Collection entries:
######

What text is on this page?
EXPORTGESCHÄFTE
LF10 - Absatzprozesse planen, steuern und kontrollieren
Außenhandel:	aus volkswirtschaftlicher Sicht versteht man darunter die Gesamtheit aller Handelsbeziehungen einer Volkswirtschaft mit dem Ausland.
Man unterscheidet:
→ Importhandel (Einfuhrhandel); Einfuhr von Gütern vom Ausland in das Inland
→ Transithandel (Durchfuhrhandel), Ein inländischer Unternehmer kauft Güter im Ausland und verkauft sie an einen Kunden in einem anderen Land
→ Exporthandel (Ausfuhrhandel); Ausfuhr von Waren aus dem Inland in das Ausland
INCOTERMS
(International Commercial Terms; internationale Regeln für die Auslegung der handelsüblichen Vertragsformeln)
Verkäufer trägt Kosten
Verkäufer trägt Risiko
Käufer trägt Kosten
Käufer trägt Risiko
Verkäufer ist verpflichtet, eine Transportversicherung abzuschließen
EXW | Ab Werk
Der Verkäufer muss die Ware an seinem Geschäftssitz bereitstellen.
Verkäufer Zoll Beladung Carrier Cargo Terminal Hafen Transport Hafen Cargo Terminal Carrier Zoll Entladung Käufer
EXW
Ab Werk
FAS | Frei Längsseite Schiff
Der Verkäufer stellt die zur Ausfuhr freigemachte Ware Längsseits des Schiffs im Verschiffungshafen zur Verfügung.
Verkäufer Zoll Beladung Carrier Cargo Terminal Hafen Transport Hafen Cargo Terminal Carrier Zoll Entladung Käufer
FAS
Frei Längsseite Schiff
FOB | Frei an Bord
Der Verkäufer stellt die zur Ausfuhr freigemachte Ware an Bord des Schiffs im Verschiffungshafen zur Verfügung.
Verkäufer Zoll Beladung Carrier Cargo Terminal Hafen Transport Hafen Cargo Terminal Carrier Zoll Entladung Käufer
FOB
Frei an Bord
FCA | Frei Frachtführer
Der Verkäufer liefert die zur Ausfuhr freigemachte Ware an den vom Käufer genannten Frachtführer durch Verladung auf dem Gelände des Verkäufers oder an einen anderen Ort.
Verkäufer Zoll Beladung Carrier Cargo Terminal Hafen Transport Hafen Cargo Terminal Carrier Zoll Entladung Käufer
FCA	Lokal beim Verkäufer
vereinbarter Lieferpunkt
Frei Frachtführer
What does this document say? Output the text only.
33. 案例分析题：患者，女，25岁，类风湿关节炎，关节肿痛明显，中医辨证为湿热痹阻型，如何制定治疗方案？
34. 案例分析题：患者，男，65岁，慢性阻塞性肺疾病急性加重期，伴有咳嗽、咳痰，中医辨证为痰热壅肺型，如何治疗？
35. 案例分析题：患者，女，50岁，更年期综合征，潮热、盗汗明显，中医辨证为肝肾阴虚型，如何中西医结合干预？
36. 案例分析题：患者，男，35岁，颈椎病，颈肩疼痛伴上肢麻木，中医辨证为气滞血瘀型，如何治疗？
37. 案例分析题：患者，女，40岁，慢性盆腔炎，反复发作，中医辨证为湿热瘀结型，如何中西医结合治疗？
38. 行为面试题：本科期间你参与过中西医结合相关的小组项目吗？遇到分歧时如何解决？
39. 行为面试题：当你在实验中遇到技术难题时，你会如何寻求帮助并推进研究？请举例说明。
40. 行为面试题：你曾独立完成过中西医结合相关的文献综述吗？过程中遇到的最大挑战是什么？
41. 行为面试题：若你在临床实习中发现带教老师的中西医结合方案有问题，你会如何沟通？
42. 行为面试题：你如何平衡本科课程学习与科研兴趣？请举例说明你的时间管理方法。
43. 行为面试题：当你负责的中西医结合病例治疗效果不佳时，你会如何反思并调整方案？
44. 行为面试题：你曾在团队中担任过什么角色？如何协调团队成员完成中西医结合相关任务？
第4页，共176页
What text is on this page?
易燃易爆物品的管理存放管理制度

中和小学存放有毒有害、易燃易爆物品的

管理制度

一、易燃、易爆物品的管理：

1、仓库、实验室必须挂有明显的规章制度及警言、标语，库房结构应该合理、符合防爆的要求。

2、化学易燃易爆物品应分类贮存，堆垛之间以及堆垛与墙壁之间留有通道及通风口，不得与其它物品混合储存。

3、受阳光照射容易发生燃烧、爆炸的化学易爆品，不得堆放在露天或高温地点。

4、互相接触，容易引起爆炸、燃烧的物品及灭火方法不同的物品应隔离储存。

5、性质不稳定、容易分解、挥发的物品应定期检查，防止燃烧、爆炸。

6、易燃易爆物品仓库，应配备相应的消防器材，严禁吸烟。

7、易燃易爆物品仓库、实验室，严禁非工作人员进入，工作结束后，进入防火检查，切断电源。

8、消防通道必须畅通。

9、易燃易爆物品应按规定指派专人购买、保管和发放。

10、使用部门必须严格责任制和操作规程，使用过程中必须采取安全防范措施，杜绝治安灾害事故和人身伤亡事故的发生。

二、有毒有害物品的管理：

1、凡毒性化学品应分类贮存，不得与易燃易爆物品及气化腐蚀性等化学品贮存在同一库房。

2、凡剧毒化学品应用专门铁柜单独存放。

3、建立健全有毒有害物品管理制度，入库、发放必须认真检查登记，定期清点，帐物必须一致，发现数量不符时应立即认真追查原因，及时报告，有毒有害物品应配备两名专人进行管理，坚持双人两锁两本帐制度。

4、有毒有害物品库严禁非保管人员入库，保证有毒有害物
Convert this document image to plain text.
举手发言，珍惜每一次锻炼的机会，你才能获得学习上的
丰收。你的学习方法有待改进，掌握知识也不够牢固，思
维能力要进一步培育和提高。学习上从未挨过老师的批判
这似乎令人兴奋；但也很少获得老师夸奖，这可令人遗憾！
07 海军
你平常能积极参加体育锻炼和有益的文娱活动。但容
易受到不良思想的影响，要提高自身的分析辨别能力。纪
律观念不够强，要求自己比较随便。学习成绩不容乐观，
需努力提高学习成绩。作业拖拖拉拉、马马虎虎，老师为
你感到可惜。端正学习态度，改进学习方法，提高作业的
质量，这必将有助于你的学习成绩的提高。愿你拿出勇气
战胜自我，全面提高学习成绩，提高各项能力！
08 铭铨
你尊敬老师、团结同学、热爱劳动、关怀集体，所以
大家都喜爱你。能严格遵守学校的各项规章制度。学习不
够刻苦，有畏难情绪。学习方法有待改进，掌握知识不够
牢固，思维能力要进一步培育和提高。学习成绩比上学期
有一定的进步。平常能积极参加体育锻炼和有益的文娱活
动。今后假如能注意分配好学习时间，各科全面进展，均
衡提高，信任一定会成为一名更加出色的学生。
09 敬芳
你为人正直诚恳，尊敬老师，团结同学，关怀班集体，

######

▸ **What is expected**: Show every line from the entries above in which the word "Schiffs" appears.

▸ **Response**:
Der Verkäufer stellt die zur Ausfuhr freigemachte Ware Längsseits des Schiffs im Verschiffungshafen zur Verfügung.
Der Verkäufer stellt die zur Ausfuhr freigemachte Ware an Bord des Schiffs im Verschiffungshafen zur Verfügung.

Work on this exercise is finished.